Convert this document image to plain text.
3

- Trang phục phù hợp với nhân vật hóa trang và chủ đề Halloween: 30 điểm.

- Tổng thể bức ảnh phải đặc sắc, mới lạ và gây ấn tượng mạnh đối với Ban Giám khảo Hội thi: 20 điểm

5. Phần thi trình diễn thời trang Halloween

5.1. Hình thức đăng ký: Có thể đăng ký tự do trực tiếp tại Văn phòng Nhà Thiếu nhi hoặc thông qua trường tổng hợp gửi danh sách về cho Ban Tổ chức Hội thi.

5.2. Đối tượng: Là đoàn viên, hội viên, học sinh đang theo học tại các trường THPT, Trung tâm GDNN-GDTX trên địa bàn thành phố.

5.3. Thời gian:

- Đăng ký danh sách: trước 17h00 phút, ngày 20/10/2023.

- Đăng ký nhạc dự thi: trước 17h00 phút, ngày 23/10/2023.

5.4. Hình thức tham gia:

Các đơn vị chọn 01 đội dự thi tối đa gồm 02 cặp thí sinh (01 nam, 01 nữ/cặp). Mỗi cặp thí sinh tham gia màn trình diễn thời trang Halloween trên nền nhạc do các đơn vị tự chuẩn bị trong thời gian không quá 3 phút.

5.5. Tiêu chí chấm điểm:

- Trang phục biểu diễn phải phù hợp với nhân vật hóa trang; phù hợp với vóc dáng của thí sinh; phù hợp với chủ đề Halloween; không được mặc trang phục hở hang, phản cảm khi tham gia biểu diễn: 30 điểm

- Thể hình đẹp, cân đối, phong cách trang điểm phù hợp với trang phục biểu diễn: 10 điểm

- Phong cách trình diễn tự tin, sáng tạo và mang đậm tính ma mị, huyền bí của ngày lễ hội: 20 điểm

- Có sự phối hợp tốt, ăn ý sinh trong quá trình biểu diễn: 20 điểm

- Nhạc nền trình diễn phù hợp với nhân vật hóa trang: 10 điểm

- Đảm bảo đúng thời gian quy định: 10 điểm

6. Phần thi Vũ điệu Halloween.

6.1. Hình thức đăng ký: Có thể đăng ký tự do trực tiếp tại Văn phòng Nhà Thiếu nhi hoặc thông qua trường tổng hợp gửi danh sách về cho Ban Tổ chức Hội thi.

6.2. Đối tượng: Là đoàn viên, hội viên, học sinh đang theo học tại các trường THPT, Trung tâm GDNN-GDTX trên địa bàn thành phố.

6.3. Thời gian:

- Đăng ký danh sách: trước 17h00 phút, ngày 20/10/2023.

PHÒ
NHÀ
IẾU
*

*WORK TO DO*. Copy each line of the records containing the string "gian".

*ANSWER*.
5.3. Thời gian:
Các đơn vị chọn 01 đội dự thi tối đa gồm 02 cặp thí sinh (01 nam, 01 nữ/cặp). Mỗi cặp thí sinh tham gia màn trình diễn thời trang Halloween trên nền nhạc do các đơn vị tự chuẩn bị trong thời gian không quá 3 phút.
- Đảm bảo đúng thời gian quy định: 10 điểm
6.3. Thời gian:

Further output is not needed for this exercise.